Given entries:
|---|
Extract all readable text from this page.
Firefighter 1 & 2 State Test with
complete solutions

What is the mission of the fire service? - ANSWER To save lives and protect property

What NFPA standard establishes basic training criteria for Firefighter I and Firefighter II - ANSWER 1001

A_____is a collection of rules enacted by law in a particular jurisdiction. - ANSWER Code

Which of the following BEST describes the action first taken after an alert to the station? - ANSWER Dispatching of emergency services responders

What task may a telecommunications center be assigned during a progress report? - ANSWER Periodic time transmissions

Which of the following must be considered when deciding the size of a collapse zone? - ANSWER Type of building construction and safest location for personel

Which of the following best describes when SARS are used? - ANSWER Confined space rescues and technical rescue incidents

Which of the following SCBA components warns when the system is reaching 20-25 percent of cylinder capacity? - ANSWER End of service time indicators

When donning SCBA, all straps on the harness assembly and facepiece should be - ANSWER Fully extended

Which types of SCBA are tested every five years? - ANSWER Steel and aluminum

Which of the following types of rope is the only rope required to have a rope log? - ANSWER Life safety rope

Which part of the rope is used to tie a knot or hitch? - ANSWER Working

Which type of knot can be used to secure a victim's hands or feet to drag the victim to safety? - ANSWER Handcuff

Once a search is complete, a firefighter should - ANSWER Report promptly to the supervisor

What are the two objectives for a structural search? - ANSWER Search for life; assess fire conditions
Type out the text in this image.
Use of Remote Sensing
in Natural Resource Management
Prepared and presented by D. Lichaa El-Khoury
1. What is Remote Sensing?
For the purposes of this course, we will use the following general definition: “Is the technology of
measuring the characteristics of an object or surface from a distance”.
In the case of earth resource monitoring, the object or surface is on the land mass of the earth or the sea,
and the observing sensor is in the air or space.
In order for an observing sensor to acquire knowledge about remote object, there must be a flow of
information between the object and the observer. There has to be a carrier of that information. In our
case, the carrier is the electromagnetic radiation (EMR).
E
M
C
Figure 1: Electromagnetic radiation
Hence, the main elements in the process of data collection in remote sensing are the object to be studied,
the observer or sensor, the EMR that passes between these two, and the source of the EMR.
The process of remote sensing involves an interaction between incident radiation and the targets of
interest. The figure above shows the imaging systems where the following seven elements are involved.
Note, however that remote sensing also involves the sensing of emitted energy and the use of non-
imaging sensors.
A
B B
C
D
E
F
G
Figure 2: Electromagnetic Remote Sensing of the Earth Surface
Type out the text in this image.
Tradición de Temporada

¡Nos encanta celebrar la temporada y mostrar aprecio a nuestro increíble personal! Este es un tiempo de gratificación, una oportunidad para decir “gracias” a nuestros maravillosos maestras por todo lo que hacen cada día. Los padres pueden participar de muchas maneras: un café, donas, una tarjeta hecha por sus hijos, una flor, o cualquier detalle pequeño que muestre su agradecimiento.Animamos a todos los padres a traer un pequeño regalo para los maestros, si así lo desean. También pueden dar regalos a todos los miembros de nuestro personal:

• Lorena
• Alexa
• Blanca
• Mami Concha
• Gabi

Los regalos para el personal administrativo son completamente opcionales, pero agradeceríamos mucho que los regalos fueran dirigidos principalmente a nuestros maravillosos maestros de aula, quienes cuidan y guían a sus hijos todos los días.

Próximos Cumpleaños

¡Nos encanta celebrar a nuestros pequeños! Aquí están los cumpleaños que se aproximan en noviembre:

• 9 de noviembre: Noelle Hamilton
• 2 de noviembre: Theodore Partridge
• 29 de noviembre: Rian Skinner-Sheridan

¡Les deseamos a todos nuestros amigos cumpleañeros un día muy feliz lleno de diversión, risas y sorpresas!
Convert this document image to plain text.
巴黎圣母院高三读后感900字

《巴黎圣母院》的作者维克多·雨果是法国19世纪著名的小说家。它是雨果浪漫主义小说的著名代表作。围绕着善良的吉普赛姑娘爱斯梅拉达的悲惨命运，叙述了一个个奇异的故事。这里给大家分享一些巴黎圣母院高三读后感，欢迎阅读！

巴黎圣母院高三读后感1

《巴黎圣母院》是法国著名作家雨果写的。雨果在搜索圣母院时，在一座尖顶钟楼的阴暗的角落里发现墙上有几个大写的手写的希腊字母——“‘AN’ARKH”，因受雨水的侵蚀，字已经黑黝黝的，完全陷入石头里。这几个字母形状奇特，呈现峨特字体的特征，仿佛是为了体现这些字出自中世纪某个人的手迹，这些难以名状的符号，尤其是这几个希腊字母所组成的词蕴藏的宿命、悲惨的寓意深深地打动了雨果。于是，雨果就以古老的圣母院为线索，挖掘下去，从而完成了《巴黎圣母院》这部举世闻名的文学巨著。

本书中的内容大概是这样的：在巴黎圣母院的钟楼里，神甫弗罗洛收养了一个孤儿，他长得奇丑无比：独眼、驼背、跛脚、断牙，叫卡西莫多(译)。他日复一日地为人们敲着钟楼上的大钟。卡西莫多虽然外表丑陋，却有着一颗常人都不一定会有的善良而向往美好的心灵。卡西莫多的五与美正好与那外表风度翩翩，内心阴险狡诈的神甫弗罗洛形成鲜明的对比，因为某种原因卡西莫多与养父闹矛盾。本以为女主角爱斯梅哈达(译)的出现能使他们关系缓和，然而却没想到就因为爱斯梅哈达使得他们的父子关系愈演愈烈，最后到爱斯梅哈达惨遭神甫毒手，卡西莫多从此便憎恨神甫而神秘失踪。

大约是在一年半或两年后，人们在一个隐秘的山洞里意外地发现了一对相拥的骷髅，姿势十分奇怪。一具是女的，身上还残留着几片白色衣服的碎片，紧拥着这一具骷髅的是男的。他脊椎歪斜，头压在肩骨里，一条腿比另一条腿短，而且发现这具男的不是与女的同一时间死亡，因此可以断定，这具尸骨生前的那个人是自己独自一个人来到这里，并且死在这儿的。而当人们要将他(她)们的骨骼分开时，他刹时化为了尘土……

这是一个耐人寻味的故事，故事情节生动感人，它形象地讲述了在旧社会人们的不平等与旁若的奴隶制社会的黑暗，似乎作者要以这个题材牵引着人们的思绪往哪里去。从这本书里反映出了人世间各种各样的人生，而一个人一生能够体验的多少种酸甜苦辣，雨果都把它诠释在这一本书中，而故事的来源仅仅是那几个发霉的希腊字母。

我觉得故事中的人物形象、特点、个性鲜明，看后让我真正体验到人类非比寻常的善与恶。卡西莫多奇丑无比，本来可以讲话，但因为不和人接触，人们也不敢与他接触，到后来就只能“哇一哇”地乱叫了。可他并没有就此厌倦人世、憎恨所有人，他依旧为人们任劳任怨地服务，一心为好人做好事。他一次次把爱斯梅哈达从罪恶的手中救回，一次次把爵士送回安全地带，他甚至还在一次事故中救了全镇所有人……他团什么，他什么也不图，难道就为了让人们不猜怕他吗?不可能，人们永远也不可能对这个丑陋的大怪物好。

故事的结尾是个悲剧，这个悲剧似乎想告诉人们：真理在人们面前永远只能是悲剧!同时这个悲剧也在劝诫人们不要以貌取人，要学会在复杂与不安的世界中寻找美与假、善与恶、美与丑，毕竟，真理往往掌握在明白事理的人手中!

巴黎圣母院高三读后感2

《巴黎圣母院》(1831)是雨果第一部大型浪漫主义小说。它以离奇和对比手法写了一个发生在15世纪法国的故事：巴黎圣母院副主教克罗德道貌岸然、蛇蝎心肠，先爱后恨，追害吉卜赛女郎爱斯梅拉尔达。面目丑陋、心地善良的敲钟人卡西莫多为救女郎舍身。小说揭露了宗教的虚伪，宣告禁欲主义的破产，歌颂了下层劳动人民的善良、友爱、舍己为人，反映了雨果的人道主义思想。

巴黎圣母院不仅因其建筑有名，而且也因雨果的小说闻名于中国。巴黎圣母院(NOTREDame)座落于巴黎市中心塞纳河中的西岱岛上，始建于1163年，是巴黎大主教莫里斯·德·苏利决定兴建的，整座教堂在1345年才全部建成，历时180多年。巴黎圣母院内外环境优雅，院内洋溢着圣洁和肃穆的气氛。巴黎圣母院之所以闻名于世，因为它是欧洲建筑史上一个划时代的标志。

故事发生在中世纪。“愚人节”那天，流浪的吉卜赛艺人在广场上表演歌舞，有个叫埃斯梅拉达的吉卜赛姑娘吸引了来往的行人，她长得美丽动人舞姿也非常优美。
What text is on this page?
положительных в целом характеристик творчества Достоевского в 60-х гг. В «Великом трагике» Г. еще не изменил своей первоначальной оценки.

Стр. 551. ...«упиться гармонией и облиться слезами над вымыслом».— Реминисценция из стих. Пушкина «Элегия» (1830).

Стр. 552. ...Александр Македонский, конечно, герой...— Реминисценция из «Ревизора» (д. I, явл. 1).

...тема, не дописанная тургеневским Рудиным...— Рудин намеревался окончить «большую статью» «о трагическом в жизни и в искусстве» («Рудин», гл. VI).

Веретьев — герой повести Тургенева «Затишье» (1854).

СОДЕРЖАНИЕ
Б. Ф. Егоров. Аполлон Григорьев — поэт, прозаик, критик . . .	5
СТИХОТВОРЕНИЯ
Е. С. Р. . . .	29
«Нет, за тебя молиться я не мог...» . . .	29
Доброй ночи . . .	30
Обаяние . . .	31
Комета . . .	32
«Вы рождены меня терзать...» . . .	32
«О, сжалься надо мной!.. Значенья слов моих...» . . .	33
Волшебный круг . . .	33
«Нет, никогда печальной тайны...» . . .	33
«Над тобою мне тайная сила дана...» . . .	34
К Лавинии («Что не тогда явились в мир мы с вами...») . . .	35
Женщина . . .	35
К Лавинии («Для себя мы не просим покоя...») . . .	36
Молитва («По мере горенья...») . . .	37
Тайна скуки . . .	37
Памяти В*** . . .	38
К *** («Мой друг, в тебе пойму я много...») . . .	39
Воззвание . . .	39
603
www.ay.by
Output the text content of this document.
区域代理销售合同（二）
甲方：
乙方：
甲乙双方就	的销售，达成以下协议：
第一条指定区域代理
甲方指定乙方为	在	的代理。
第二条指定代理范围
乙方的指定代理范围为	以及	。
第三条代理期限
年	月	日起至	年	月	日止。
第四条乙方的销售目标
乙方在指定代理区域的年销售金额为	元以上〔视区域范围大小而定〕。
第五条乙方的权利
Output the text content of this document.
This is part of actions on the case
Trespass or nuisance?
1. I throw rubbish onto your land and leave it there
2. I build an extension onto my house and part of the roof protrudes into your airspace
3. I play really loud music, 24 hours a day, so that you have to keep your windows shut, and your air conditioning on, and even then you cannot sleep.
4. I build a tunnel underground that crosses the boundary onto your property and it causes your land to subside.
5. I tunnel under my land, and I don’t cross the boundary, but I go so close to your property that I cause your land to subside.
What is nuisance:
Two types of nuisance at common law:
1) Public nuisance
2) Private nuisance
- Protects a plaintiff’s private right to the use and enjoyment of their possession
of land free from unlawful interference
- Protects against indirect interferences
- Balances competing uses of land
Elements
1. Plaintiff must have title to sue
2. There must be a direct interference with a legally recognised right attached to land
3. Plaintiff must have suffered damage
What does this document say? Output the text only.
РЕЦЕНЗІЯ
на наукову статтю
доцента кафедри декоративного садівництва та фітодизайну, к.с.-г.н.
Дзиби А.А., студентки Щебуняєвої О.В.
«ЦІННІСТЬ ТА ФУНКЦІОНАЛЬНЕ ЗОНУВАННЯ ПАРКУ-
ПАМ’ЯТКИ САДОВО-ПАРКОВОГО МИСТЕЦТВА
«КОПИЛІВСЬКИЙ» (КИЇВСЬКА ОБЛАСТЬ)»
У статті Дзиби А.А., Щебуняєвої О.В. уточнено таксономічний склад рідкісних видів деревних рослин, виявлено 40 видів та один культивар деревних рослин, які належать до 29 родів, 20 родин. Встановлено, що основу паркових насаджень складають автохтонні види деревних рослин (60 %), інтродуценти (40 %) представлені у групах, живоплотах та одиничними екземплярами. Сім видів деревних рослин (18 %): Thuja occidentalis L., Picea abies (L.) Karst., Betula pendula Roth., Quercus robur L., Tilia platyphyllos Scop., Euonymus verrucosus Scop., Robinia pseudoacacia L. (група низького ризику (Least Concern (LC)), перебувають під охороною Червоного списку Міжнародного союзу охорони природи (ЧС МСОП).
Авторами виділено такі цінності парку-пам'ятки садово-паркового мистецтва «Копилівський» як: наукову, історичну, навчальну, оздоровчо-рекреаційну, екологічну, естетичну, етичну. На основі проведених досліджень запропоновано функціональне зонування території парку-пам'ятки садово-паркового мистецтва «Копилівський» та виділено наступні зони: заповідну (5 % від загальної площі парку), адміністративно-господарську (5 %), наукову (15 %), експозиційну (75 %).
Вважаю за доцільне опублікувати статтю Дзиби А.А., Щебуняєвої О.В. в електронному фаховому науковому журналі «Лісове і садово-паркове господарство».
|---|
What you need to do:
Which lines of the data include "describes"? Copy each of them.

Finished task:
Which of the following BEST describes the action first taken after an alert to the station? - ANSWER Dispatching of emergency services responders
Which of the following best describes when SARS are used? - ANSWER Confined space rescues and technical rescue incidents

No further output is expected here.